Can you retype every record below exactly as written?

DATA PROVIDED

++++++++

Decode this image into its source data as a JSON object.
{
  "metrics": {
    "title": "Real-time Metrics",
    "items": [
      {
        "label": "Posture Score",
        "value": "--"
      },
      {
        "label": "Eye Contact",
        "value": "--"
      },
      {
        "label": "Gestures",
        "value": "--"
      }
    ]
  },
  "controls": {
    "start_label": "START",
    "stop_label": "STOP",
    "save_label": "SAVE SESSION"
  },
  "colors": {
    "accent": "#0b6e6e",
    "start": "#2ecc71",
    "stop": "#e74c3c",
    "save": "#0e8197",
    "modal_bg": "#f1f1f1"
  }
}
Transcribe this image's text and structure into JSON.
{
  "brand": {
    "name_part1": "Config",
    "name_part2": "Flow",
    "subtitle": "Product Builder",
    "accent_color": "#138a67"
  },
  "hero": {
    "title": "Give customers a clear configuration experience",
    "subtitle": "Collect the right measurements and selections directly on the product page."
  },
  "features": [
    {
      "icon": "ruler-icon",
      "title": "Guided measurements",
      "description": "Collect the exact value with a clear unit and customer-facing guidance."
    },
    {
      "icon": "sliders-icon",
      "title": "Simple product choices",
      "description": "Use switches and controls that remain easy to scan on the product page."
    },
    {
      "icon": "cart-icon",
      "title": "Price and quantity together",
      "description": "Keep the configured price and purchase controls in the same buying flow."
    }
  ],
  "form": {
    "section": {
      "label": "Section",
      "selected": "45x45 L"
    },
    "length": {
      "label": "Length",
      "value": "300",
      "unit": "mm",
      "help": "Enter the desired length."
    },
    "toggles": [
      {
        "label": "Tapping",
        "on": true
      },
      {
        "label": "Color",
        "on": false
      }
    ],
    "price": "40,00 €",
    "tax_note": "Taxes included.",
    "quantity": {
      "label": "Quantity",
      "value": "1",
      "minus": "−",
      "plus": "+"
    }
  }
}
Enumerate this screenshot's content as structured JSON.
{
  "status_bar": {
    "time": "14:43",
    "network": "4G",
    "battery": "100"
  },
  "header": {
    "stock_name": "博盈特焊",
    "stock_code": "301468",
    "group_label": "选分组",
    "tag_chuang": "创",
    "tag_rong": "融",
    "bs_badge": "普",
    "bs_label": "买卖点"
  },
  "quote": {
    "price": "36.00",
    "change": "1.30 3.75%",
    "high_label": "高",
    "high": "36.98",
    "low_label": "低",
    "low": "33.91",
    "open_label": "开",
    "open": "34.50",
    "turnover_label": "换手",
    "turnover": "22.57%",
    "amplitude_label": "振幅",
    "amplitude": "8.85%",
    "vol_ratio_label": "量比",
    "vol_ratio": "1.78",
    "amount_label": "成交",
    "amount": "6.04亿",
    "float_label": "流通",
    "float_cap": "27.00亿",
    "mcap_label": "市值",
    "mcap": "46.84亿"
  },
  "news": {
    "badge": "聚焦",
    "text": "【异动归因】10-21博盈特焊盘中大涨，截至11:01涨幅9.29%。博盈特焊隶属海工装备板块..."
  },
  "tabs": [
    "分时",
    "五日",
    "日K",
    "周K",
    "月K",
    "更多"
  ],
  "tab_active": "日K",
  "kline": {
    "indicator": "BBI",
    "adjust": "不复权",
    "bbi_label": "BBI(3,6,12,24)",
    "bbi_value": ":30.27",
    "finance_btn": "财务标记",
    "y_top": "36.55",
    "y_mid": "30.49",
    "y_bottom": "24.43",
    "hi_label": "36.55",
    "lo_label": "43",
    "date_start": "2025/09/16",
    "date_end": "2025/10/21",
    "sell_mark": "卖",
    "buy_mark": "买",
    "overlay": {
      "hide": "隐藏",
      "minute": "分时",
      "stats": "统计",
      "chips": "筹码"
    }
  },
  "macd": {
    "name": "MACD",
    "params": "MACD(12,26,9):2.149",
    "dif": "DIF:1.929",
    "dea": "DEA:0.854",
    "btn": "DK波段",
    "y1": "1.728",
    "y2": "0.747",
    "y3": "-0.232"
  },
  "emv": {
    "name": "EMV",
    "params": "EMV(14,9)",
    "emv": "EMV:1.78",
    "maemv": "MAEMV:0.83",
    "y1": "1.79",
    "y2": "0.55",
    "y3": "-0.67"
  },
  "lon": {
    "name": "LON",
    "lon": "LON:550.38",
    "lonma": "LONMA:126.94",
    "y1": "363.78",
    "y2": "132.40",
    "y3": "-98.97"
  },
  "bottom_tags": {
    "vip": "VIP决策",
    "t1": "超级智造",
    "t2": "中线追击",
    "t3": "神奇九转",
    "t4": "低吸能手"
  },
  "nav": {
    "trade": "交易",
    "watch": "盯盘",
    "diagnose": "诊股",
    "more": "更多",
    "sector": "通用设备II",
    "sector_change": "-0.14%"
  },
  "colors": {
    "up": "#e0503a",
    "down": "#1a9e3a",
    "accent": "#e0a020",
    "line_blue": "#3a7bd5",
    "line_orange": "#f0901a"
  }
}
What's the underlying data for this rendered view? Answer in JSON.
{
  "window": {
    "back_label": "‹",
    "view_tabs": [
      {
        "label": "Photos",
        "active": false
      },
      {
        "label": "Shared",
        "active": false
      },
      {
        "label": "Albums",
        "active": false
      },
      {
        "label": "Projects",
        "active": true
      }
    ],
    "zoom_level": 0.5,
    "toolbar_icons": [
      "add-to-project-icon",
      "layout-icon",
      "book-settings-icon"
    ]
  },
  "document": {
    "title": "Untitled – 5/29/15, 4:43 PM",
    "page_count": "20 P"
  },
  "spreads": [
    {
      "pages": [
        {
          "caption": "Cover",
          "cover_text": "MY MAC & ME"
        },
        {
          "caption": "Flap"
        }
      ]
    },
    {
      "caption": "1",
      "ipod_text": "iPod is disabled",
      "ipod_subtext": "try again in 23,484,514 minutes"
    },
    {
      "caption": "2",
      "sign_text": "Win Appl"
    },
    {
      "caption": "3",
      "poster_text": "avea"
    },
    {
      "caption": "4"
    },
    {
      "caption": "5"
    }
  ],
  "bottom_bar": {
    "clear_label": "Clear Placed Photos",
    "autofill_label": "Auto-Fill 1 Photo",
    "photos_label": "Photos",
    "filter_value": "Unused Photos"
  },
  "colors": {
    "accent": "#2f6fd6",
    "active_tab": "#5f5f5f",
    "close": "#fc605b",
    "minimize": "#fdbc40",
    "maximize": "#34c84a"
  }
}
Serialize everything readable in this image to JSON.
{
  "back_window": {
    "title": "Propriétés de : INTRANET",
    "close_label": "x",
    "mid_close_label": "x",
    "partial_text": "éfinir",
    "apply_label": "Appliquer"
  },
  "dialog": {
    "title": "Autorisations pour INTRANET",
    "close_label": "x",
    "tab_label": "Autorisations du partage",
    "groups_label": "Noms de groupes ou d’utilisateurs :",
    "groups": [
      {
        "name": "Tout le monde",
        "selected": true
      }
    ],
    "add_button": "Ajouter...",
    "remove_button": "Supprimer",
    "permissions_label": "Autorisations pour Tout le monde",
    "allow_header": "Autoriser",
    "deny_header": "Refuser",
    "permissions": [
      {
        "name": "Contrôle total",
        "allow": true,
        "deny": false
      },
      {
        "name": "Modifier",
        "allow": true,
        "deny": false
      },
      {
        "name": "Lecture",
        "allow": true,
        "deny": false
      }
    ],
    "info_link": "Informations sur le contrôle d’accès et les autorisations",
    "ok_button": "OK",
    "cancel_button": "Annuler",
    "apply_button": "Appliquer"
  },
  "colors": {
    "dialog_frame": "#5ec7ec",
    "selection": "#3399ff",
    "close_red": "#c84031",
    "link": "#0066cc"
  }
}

++++++++

WRITTEN SOLUTION
Decode this image into its source data as a JSON object.
{
  "metrics": {
    "title": "Real-time Metrics",
    "items": [
      {
        "label": "Posture Score",
        "value": "--"
      },
      {
        "label": "Eye Contact",
        "value": "--"
      },
      {
        "label": "Gestures",
        "value": "--"
      }
    ]
  },
  "controls": {
    "start_label": "START",
    "stop_label": "STOP",
    "save_label": "SAVE SESSION"
  },
  "colors": {
    "accent": "#0b6e6e",
    "start": "#2ecc71",
    "stop": "#e74c3c",
    "save": "#0e8197",
    "modal_bg": "#f1f1f1"
  }
}
Transcribe this image's text and structure into JSON.
{
  "brand": {
    "name_part1": "Config",
    "name_part2": "Flow",
    "subtitle": "Product Builder",
    "accent_color": "#138a67"
  },
  "hero": {
    "title": "Give customers a clear configuration experience",
    "subtitle": "Collect the right measurements and selections directly on the product page."
  },
  "features": [
    {
      "icon": "ruler-icon",
      "title": "Guided measurements",
      "description": "Collect the exact value with a clear unit and customer-facing guidance."
    },
    {
      "icon": "sliders-icon",
      "title": "Simple product choices",
      "description": "Use switches and controls that remain easy to scan on the product page."
    },
    {
      "icon": "cart-icon",
      "title": "Price and quantity together",
      "description": "Keep the configured price and purchase controls in the same buying flow."
    }
  ],
  "form": {
    "section": {
      "label": "Section",
      "selected": "45x45 L"
    },
    "length": {
      "label": "Length",
      "value": "300",
      "unit": "mm",
      "help": "Enter the desired length."
    },
    "toggles": [
      {
        "label": "Tapping",
        "on": true
      },
      {
        "label": "Color",
        "on": false
      }
    ],
    "price": "40,00 €",
    "tax_note": "Taxes included.",
    "quantity": {
      "label": "Quantity",
      "value": "1",
      "minus": "−",
      "plus": "+"
    }
  }
}
Enumerate this screenshot's content as structured JSON.
{
  "status_bar": {
    "time": "14:43",
    "network": "4G",
    "battery": "100"
  },
  "header": {
    "stock_name": "博盈特焊",
    "stock_code": "301468",
    "group_label": "选分组",
    "tag_chuang": "创",
    "tag_rong": "融",
    "bs_badge": "普",
    "bs_label": "买卖点"
  },
  "quote": {
    "price": "36.00",
    "change": "1.30 3.75%",
    "high_label": "高",
    "high": "36.98",
    "low_label": "低",
    "low": "33.91",
    "open_label": "开",
    "open": "34.50",
    "turnover_label": "换手",
    "turnover": "22.57%",
    "amplitude_label": "振幅",
    "amplitude": "8.85%",
    "vol_ratio_label": "量比",
    "vol_ratio": "1.78",
    "amount_label": "成交",
    "amount": "6.04亿",
    "float_label": "流通",
    "float_cap": "27.00亿",
    "mcap_label": "市值",
    "mcap": "46.84亿"
  },
  "news": {
    "badge": "聚焦",
    "text": "【异动归因】10-21博盈特焊盘中大涨，截至11:01涨幅9.29%。博盈特焊隶属海工装备板块..."
  },
  "tabs": [
    "分时",
    "五日",
    "日K",
    "周K",
    "月K",
    "更多"
  ],
  "tab_active": "日K",
  "kline": {
    "indicator": "BBI",
    "adjust": "不复权",
    "bbi_label": "BBI(3,6,12,24)",
    "bbi_value": ":30.27",
    "finance_btn": "财务标记",
    "y_top": "36.55",
    "y_mid": "30.49",
    "y_bottom": "24.43",
    "hi_label": "36.55",
    "lo_label": "43",
    "date_start": "2025/09/16",
    "date_end": "2025/10/21",
    "sell_mark": "卖",
    "buy_mark": "买",
    "overlay": {
      "hide": "隐藏",
      "minute": "分时",
      "stats": "统计",
      "chips": "筹码"
    }
  },
  "macd": {
    "name": "MACD",
    "params": "MACD(12,26,9):2.149",
    "dif": "DIF:1.929",
    "dea": "DEA:0.854",
    "btn": "DK波段",
    "y1": "1.728",
    "y2": "0.747",
    "y3": "-0.232"
  },
  "emv": {
    "name": "EMV",
    "params": "EMV(14,9)",
    "emv": "EMV:1.78",
    "maemv": "MAEMV:0.83",
    "y1": "1.79",
    "y2": "0.55",
    "y3": "-0.67"
  },
  "lon": {
    "name": "LON",
    "lon": "LON:550.38",
    "lonma": "LONMA:126.94",
    "y1": "363.78",
    "y2": "132.40",
    "y3": "-98.97"
  },
  "bottom_tags": {
    "vip": "VIP决策",
    "t1": "超级智造",
    "t2": "中线追击",
    "t3": "神奇九转",
    "t4": "低吸能手"
  },
  "nav": {
    "trade": "交易",
    "watch": "盯盘",
    "diagnose": "诊股",
    "more": "更多",
    "sector": "通用设备II",
    "sector_change": "-0.14%"
  },
  "colors": {
    "up": "#e0503a",
    "down": "#1a9e3a",
    "accent": "#e0a020",
    "line_blue": "#3a7bd5",
    "line_orange": "#f0901a"
  }
}
What's the underlying data for this rendered view? Answer in JSON.
{
  "window": {
    "back_label": "‹",
    "view_tabs": [
      {
        "label": "Photos",
        "active": false
      },
      {
        "label": "Shared",
        "active": false
      },
      {
        "label": "Albums",
        "active": false
      },
      {
        "label": "Projects",
        "active": true
      }
    ],
    "zoom_level": 0.5,
    "toolbar_icons": [
      "add-to-project-icon",
      "layout-icon",
      "book-settings-icon"
    ]
  },
  "document": {
    "title": "Untitled – 5/29/15, 4:43 PM",
    "page_count": "20 P"
  },
  "spreads": [
    {
      "pages": [
        {
          "caption": "Cover",
          "cover_text": "MY MAC & ME"
        },
        {
          "caption": "Flap"
        }
      ]
    },
    {
      "caption": "1",
      "ipod_text": "iPod is disabled",
      "ipod_subtext": "try again in 23,484,514 minutes"
    },
    {
      "caption": "2",
      "sign_text": "Win Appl"
    },
    {
      "caption": "3",
      "poster_text": "avea"
    },
    {
      "caption": "4"
    },
    {
      "caption": "5"
    }
  ],
  "bottom_bar": {
    "clear_label": "Clear Placed Photos",
    "autofill_label": "Auto-Fill 1 Photo",
    "photos_label": "Photos",
    "filter_value": "Unused Photos"
  },
  "colors": {
    "accent": "#2f6fd6",
    "active_tab": "#5f5f5f",
    "close": "#fc605b",
    "minimize": "#fdbc40",
    "maximize": "#34c84a"
  }
}
Serialize everything readable in this image to JSON.
{
  "back_window": {
    "title": "Propriétés de : INTRANET",
    "close_label": "x",
    "mid_close_label": "x",
    "partial_text": "éfinir",
    "apply_label": "Appliquer"
  },
  "dialog": {
    "title": "Autorisations pour INTRANET",
    "close_label": "x",
    "tab_label": "Autorisations du partage",
    "groups_label": "Noms de groupes ou d’utilisateurs :",
    "groups": [
      {
        "name": "Tout le monde",
        "selected": true
      }
    ],
    "add_button": "Ajouter...",
    "remove_button": "Supprimer",
    "permissions_label": "Autorisations pour Tout le monde",
    "allow_header": "Autoriser",
    "deny_header": "Refuser",
    "permissions": [
      {
        "name": "Contrôle total",
        "allow": true,
        "deny": false
      },
      {
        "name": "Modifier",
        "allow": true,
        "deny": false
      },
      {
        "name": "Lecture",
        "allow": true,
        "deny": false
      }
    ],
    "info_link": "Informations sur le contrôle d’accès et les autorisations",
    "ok_button": "OK",
    "cancel_button": "Annuler",
    "apply_button": "Appliquer"
  },
  "colors": {
    "dialog_frame": "#5ec7ec",
    "selection": "#3399ff",
    "close_red": "#c84031",
    "link": "#0066cc"
  }
}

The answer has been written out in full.